Extracted data start

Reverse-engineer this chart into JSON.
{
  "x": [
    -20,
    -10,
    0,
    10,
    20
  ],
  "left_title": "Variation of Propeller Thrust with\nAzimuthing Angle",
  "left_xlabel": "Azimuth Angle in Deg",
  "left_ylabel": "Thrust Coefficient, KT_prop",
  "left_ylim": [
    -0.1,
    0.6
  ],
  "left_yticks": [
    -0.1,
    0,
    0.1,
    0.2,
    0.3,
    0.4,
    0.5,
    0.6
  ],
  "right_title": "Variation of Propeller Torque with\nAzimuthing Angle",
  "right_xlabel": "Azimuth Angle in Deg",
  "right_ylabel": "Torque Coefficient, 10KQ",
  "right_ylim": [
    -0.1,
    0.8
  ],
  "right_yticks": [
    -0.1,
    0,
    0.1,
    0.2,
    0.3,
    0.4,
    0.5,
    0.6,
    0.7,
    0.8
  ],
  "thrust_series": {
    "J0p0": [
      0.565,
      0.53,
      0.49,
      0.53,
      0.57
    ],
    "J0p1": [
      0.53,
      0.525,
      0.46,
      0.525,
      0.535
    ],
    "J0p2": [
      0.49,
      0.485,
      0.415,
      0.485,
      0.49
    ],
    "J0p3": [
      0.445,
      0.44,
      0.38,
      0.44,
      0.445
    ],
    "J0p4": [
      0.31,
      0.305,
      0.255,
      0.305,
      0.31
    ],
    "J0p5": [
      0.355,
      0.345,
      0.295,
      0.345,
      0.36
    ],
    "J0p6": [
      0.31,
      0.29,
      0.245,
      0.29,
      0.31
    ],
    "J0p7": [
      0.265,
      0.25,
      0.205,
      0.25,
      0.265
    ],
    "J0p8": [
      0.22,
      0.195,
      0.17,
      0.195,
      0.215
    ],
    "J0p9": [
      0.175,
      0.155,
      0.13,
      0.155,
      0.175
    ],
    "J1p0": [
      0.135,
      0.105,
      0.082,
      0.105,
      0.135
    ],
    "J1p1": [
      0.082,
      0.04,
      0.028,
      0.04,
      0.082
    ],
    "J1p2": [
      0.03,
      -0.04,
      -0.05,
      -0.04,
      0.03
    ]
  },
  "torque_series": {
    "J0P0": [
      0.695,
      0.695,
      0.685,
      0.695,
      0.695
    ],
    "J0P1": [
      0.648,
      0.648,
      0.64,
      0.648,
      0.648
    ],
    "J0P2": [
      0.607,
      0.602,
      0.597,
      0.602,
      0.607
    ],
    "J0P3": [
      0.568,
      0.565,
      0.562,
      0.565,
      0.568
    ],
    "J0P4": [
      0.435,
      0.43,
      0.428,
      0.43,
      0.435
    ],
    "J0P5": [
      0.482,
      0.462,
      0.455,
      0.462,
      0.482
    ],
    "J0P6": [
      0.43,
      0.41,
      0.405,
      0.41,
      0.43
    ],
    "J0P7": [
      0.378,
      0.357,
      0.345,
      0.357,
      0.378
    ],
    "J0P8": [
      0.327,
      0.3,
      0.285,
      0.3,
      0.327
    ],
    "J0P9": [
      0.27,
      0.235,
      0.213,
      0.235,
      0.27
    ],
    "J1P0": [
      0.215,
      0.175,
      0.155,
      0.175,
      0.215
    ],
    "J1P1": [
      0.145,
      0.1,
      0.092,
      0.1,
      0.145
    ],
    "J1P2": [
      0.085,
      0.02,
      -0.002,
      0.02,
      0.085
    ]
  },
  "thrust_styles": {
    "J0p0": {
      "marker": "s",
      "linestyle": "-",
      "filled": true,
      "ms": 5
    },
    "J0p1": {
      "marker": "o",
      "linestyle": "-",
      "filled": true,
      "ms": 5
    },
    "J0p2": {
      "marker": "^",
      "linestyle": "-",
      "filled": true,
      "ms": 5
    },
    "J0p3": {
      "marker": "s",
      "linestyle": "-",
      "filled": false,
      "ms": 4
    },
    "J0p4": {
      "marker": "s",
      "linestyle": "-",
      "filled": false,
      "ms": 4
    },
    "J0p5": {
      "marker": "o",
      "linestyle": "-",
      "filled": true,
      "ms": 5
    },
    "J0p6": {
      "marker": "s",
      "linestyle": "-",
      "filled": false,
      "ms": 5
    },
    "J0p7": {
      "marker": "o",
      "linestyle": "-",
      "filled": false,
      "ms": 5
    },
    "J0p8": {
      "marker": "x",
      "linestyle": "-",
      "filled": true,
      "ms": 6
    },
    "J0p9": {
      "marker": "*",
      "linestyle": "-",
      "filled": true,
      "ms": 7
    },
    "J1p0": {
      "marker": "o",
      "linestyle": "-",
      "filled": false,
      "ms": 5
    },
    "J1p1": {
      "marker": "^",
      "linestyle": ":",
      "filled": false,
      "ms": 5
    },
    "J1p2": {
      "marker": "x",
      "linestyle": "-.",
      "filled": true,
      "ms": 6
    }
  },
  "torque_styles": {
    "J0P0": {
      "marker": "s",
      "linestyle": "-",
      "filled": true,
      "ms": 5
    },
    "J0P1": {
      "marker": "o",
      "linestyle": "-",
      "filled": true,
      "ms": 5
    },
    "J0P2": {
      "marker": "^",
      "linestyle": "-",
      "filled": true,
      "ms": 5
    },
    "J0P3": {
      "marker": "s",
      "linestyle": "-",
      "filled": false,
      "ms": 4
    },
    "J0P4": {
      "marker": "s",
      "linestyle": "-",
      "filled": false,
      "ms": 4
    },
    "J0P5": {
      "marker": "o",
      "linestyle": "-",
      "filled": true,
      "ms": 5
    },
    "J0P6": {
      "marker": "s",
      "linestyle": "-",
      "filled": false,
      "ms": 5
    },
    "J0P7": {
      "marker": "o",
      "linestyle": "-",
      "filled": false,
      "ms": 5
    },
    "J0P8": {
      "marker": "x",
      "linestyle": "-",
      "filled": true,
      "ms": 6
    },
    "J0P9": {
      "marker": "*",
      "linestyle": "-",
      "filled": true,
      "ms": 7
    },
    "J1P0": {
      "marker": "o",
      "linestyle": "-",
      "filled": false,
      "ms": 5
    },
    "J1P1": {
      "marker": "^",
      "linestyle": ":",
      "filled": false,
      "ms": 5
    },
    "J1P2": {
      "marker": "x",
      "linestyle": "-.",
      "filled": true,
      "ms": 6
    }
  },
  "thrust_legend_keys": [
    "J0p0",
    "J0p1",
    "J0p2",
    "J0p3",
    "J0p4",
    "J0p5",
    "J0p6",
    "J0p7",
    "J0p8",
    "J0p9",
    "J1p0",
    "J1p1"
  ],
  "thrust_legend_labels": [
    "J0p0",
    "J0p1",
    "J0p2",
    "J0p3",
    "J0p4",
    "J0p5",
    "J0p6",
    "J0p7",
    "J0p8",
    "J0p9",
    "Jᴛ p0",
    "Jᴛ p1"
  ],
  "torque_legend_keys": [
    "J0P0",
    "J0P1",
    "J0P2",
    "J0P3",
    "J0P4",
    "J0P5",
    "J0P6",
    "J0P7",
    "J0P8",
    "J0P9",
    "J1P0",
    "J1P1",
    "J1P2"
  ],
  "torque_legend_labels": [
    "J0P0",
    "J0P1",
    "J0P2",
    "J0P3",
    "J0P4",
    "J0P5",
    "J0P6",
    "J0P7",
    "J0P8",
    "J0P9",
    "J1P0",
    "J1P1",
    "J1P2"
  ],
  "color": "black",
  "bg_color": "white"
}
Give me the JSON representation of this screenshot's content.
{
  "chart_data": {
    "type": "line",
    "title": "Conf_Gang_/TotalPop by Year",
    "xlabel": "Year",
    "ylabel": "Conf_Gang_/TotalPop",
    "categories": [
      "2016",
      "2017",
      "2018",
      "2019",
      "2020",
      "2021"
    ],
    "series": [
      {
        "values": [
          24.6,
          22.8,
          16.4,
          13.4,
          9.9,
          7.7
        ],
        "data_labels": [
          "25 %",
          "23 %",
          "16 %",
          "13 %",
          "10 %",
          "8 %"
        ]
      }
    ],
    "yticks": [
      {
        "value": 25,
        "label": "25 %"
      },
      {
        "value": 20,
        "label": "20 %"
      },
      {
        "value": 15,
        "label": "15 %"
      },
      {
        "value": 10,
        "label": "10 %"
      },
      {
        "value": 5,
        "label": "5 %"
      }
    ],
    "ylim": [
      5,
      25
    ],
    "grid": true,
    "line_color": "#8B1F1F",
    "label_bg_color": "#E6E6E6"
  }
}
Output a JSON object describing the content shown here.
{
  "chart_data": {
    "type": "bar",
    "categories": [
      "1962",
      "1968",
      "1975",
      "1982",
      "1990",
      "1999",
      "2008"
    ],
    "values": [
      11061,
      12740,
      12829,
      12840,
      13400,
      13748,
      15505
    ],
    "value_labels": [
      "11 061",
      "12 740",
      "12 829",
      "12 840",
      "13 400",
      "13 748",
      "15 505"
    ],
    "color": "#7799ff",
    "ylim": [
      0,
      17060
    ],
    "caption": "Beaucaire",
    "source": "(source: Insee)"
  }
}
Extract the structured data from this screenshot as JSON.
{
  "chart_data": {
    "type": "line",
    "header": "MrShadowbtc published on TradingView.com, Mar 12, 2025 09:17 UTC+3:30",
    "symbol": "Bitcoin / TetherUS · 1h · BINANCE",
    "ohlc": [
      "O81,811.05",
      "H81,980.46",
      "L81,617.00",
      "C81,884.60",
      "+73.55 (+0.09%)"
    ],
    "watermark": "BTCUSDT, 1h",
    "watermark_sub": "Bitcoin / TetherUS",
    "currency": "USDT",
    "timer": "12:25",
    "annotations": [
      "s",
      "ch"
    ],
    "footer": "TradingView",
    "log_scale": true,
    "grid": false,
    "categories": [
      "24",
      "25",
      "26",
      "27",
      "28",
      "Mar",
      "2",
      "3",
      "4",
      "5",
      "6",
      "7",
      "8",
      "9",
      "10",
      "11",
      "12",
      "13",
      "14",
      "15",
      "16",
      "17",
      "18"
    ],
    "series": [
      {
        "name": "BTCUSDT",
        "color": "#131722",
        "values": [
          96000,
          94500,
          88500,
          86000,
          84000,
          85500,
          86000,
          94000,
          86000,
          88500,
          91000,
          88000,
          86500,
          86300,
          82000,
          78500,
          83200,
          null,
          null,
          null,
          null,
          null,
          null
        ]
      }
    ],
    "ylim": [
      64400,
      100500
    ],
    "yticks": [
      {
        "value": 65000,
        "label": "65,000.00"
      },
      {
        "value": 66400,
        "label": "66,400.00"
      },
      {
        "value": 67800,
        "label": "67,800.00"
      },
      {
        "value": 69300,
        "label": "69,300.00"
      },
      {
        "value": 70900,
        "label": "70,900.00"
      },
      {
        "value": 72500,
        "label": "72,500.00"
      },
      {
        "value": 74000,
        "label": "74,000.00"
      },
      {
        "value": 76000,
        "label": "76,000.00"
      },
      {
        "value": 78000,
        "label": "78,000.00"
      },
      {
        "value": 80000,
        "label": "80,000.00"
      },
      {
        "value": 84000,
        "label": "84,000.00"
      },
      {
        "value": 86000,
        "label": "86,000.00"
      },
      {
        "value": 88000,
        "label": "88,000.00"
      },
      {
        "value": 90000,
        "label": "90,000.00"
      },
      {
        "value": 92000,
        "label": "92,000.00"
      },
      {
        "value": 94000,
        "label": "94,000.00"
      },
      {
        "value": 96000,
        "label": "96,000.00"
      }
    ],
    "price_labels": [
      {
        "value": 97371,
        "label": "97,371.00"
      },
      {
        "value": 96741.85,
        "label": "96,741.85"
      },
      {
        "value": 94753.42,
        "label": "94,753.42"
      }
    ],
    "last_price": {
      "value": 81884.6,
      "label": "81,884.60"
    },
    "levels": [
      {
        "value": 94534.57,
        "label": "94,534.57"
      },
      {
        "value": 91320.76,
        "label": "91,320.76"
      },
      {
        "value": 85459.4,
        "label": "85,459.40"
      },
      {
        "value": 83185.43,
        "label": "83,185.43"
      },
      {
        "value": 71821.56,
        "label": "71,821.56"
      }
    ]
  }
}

Extracted data end

## Requirements
Set out every line from the material that contains the string "JSON".

## The output
Reverse-engineer this chart into JSON.
Give me the JSON representation of this screenshot's content.
Output a JSON object describing the content shown here.
Extract the structured data from this screenshot as JSON.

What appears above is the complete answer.